PROBLEM STATEMENT -> Output every entry exactly as written.
____ ENTRIES
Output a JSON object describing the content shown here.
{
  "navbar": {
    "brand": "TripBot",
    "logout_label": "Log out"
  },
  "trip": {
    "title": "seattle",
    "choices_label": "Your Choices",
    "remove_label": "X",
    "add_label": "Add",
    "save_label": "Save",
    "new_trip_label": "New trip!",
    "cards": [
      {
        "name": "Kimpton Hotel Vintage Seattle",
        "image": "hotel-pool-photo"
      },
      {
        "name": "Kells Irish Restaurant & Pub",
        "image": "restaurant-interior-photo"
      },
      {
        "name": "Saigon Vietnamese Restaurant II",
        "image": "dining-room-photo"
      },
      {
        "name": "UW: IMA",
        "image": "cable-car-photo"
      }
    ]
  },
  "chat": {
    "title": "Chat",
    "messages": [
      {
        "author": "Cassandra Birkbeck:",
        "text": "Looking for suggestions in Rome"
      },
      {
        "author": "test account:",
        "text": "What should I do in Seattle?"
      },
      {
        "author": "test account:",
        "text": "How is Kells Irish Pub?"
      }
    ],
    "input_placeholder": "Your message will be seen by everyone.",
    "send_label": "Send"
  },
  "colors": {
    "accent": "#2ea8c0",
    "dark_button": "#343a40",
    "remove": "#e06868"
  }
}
________
ANSWER TO THE EXERCISE ->
Output a JSON object describing the content shown here.
{
  "navbar": {
    "brand": "TripBot",
    "logout_label": "Log out"
  },
  "trip": {
    "title": "seattle",
    "choices_label": "Your Choices",
    "remove_label": "X",
    "add_label": "Add",
    "save_label": "Save",
    "new_trip_label": "New trip!",
    "cards": [
      {
        "name": "Kimpton Hotel Vintage Seattle",
        "image": "hotel-pool-photo"
      },
      {
        "name": "Kells Irish Restaurant & Pub",
        "image": "restaurant-interior-photo"
      },
      {
        "name": "Saigon Vietnamese Restaurant II",
        "image": "dining-room-photo"
      },
      {
        "name": "UW: IMA",
        "image": "cable-car-photo"
      }
    ]
  },
  "chat": {
    "title": "Chat",
    "messages": [
      {
        "author": "Cassandra Birkbeck:",
        "text": "Looking for suggestions in Rome"
      },
      {
        "author": "test account:",
        "text": "What should I do in Seattle?"
      },
      {
        "author": "test account:",
        "text": "How is Kells Irish Pub?"
      }
    ],
    "input_placeholder": "Your message will be seen by everyone.",
    "send_label": "Send"
  },
  "colors": {
    "accent": "#2ea8c0",
    "dark_button": "#343a40",
    "remove": "#e06868"
  }
}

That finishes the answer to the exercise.